• _Work to do_: Tally the lines in the material below that contain the string "point", with case counting, and reply with the number alone.

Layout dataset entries
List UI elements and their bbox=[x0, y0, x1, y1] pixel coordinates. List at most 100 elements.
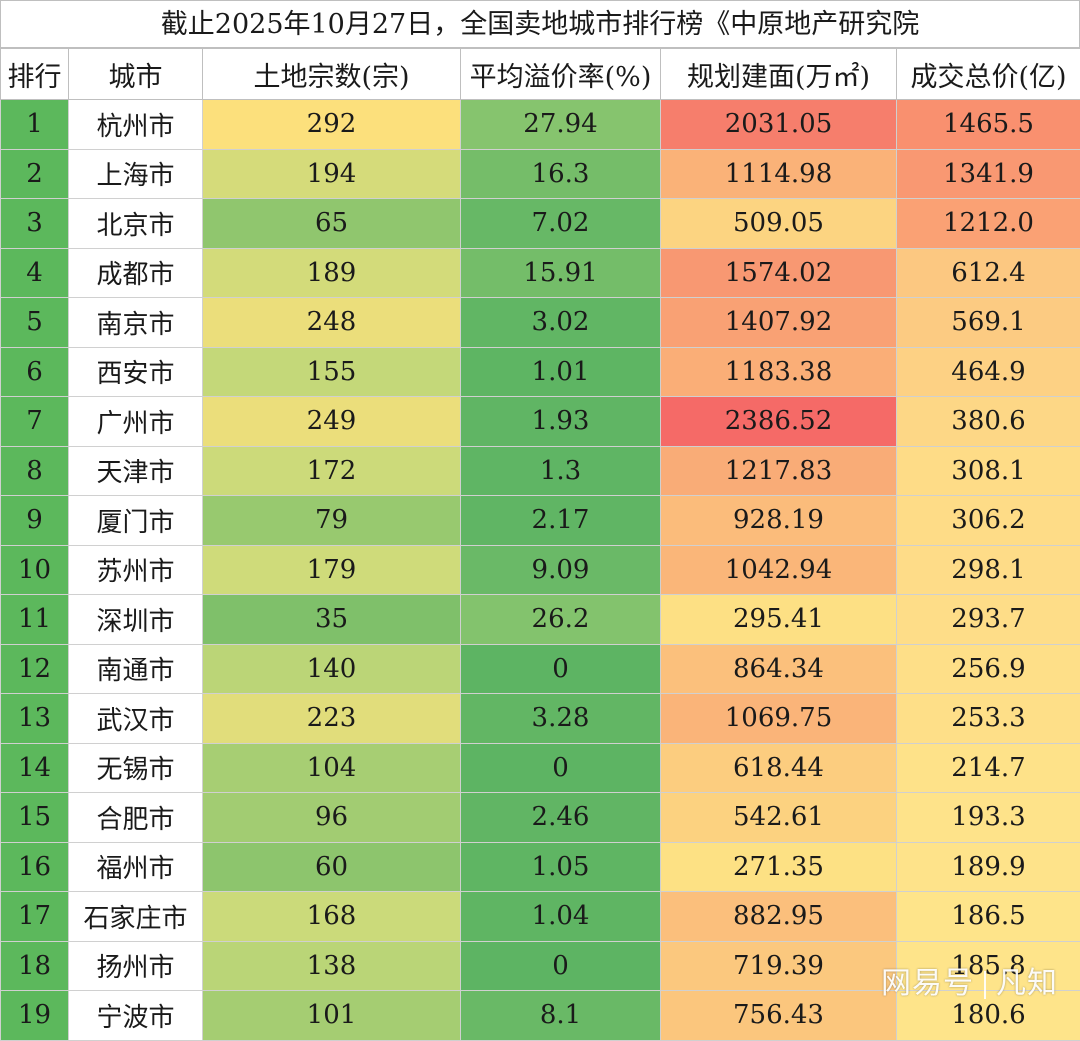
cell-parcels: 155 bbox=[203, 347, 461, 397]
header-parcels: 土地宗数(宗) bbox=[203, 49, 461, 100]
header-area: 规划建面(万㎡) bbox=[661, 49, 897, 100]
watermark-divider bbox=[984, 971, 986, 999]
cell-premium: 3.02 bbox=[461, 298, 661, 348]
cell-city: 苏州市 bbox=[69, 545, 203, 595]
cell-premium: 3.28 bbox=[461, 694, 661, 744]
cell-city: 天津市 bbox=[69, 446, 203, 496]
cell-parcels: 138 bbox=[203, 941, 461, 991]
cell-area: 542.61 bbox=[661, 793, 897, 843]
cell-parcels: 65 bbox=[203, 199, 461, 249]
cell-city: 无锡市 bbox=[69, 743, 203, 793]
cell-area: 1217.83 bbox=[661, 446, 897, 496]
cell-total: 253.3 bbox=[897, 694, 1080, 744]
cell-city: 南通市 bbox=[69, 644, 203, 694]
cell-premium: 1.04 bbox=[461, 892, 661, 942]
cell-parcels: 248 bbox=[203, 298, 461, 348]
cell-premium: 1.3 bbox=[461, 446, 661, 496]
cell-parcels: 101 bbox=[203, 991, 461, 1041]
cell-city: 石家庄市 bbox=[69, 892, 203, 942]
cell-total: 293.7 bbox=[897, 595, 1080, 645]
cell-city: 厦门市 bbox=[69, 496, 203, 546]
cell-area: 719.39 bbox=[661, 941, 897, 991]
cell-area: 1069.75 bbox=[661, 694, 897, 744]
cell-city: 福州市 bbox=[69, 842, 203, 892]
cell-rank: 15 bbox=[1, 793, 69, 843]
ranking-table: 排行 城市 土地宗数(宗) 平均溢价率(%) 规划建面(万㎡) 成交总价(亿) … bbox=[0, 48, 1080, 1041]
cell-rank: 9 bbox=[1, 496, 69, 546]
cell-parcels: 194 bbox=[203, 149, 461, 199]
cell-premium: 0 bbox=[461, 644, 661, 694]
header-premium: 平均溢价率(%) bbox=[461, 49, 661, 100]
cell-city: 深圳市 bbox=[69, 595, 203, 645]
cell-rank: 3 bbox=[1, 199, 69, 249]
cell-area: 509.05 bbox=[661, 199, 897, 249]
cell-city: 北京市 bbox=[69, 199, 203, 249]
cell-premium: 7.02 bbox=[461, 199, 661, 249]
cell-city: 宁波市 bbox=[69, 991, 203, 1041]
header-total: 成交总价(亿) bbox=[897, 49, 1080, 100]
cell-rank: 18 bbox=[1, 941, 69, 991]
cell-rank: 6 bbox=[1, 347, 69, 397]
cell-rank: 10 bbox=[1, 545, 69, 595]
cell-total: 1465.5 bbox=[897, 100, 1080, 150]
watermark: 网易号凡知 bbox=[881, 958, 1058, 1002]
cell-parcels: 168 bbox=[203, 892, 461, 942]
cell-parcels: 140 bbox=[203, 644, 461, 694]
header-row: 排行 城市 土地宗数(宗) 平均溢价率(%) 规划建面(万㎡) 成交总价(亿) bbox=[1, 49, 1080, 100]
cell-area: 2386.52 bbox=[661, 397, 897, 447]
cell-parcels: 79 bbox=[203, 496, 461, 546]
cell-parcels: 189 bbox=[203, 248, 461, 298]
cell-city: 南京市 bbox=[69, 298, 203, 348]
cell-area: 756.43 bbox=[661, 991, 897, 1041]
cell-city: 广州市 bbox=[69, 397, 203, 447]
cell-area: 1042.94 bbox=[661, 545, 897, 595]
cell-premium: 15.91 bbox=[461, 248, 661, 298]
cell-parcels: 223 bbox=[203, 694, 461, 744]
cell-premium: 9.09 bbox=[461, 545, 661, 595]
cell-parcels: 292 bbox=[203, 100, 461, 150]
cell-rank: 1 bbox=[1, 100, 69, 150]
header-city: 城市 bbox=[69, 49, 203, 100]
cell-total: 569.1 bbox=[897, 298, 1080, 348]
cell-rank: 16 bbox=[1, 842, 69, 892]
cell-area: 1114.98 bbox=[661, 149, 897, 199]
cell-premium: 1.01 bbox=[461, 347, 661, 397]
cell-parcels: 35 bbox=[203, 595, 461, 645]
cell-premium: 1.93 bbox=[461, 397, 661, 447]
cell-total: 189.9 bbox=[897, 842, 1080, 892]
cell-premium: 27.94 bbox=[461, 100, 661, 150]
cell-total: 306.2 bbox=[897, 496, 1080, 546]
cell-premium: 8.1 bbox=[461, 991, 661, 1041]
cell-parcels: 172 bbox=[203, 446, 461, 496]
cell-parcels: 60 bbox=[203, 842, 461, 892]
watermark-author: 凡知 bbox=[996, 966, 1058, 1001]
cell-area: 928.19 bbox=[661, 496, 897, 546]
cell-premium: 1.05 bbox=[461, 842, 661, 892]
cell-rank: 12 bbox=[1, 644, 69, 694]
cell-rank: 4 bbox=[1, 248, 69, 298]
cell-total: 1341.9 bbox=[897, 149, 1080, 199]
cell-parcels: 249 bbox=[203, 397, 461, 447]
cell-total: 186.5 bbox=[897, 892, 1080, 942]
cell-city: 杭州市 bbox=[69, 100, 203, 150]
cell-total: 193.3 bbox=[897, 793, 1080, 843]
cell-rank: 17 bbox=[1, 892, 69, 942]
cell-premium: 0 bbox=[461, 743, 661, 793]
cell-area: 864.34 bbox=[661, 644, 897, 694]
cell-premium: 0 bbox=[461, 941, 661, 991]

==

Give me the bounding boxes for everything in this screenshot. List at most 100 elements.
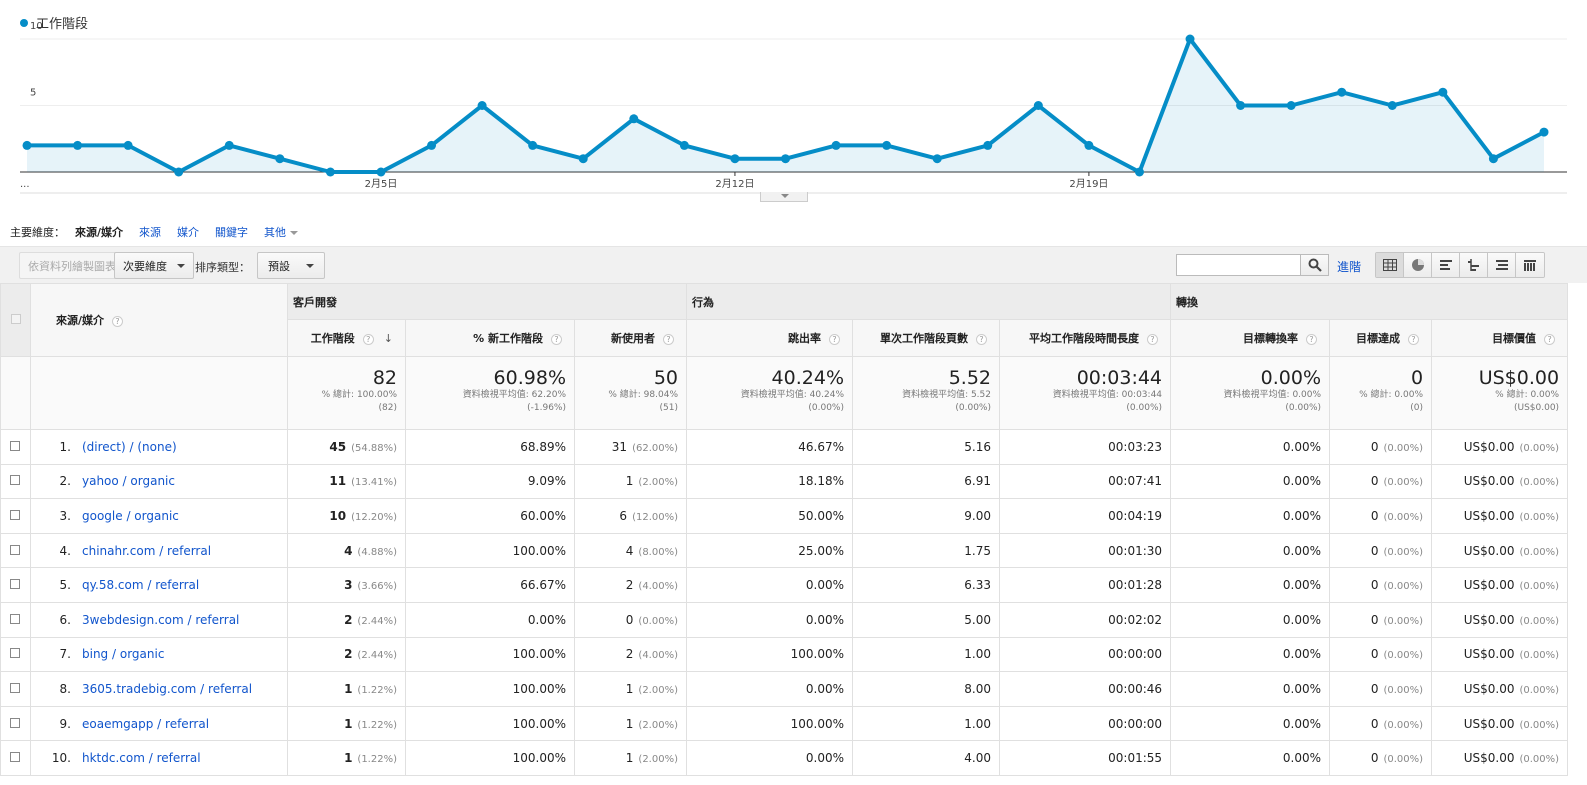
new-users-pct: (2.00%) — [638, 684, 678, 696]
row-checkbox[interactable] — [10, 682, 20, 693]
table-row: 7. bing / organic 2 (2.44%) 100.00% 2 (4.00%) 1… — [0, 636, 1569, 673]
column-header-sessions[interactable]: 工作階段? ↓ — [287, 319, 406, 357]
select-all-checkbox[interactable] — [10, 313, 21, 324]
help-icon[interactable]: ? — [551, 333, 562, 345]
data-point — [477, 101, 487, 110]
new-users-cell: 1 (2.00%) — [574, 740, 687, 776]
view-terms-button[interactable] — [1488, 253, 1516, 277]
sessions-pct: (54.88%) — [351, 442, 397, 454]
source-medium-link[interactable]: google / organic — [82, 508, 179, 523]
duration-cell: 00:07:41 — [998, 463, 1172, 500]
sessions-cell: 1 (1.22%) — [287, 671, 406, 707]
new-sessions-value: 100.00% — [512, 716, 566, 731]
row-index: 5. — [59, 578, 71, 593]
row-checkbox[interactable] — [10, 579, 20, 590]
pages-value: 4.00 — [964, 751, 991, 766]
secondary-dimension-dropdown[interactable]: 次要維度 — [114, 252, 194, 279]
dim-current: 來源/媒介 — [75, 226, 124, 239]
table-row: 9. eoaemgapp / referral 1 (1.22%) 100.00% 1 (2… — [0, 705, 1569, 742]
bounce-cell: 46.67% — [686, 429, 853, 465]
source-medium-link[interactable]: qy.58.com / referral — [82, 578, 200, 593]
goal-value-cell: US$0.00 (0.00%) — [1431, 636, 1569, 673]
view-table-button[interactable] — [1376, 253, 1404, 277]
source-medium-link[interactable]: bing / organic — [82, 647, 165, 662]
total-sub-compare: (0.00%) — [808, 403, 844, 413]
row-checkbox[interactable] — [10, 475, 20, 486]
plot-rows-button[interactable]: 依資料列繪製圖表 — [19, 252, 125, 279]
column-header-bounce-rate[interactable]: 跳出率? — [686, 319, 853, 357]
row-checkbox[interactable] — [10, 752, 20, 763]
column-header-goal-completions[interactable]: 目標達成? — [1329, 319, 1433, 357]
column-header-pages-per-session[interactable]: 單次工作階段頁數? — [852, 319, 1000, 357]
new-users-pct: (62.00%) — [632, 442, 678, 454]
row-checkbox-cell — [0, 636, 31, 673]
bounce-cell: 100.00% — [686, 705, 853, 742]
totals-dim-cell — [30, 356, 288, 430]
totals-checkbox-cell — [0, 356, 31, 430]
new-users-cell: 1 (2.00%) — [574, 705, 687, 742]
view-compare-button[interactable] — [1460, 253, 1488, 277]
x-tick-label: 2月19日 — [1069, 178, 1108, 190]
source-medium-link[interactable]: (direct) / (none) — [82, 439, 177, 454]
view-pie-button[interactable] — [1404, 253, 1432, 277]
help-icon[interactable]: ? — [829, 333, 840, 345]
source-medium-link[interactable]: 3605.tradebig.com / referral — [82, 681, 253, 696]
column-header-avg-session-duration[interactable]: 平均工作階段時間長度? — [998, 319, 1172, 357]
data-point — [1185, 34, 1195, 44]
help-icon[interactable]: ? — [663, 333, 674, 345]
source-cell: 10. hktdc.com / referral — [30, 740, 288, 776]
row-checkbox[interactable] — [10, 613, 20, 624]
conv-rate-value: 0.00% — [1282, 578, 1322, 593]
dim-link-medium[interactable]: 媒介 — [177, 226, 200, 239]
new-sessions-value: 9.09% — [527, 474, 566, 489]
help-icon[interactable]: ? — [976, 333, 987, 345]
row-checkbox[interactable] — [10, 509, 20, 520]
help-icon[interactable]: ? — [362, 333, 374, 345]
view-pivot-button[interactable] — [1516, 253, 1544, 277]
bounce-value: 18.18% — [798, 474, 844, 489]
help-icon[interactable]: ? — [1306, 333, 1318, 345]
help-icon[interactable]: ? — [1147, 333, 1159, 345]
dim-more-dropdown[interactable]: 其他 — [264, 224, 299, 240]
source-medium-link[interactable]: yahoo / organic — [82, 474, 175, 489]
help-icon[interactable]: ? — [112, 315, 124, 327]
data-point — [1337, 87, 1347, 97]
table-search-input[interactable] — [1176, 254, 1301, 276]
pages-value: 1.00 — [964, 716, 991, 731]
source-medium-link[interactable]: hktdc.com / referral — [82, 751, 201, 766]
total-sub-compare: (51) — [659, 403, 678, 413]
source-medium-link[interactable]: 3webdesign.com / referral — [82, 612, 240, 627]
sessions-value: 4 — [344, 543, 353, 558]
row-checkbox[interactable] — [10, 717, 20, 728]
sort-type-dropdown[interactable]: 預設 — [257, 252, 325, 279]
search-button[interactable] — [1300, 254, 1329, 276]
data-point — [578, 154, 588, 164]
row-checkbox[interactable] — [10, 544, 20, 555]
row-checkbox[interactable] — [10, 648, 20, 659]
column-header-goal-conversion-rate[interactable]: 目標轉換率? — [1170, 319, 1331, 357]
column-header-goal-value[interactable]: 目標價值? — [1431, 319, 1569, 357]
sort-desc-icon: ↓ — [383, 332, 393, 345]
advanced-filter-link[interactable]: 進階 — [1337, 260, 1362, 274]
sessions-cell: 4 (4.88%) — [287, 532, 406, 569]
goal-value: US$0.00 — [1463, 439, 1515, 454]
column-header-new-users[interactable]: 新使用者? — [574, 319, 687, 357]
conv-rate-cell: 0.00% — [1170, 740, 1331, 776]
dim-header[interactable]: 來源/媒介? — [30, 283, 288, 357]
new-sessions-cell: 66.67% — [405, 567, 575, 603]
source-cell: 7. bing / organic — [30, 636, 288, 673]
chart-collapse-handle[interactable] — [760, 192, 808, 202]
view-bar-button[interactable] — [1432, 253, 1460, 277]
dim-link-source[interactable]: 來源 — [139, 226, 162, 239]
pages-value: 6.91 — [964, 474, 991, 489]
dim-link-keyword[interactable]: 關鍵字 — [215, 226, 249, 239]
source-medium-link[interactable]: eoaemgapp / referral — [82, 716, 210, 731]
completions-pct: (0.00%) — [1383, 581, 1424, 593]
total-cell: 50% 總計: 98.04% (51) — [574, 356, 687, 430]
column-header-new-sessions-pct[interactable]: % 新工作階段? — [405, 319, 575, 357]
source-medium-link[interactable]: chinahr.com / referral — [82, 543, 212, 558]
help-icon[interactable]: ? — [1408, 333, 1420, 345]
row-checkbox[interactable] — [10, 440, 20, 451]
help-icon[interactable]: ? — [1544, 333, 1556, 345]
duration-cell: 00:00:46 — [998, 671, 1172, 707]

• _Task solution_: 4